### SET TASK
Return each line of the data below verbatim; pictures are to be left out.

### DATASET RECORDS
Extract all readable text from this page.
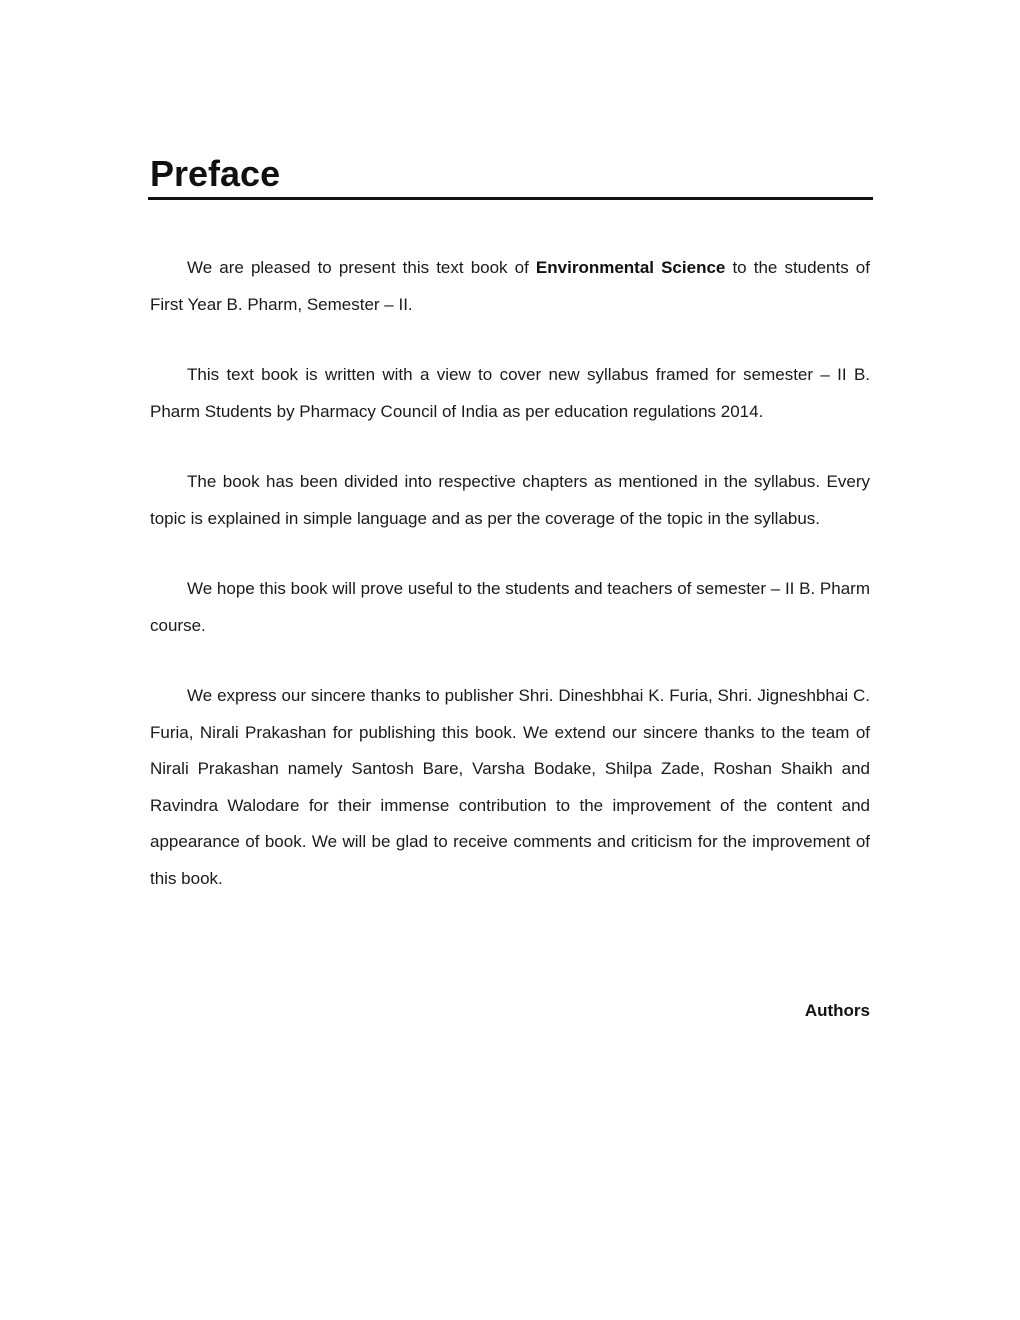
Preface

We are pleased to present this text book of Environmental Science to the students of First Year B. Pharm, Semester – II.

This text book is written with a view to cover new syllabus framed for semester – II B. Pharm Students by Pharmacy Council of India as per education regulations 2014.

The book has been divided into respective chapters as mentioned in the syllabus. Every topic is explained in simple language and as per the coverage of the topic in the syllabus.

We hope this book will prove useful to the students and teachers of semester – II B. Pharm course.

We express our sincere thanks to publisher Shri. Dineshbhai K. Furia, Shri. Jigneshbhai C. Furia, Nirali Prakashan for publishing this book. We extend our sincere thanks to the team of Nirali Prakashan namely Santosh Bare, Varsha Bodake, Shilpa Zade, Roshan Shaikh and Ravindra Walodare for their immense contribution to the improvement of the content and appearance of book. We will be glad to receive comments and criticism for the improvement of this book.

Authors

### RESPONSE
Extract all readable text from this page.
Preface

We are pleased to present this text book of Environmental Science to the students of First Year B. Pharm, Semester – II.

This text book is written with a view to cover new syllabus framed for semester – II B. Pharm Students by Pharmacy Council of India as per education regulations 2014.

The book has been divided into respective chapters as mentioned in the syllabus. Every topic is explained in simple language and as per the coverage of the topic in the syllabus.

We hope this book will prove useful to the students and teachers of semester – II B. Pharm course.

We express our sincere thanks to publisher Shri. Dineshbhai K. Furia, Shri. Jigneshbhai C. Furia, Nirali Prakashan for publishing this book. We extend our sincere thanks to the team of Nirali Prakashan namely Santosh Bare, Varsha Bodake, Shilpa Zade, Roshan Shaikh and Ravindra Walodare for their immense contribution to the improvement of the content and appearance of book. We will be glad to receive comments and criticism for the improvement of this book.

Authors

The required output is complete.